## WORK TO COMPLETE
Look through the data below and work out how many lines contain the string "said". Give the number alone.

### INFORMATION GIVEN ###

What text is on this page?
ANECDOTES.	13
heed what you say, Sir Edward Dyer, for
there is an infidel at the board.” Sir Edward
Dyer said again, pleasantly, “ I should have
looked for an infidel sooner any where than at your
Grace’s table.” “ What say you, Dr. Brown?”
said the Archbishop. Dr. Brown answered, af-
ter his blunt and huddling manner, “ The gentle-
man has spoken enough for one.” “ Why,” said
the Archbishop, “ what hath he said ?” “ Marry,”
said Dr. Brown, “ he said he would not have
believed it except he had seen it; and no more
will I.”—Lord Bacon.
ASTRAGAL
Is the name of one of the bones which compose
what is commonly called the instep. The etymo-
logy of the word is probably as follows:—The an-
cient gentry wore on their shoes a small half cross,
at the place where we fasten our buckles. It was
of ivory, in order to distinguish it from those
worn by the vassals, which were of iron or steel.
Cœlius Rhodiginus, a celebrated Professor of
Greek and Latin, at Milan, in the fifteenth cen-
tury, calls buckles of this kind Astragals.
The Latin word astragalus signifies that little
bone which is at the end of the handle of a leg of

###

## FULL SOLUTION
5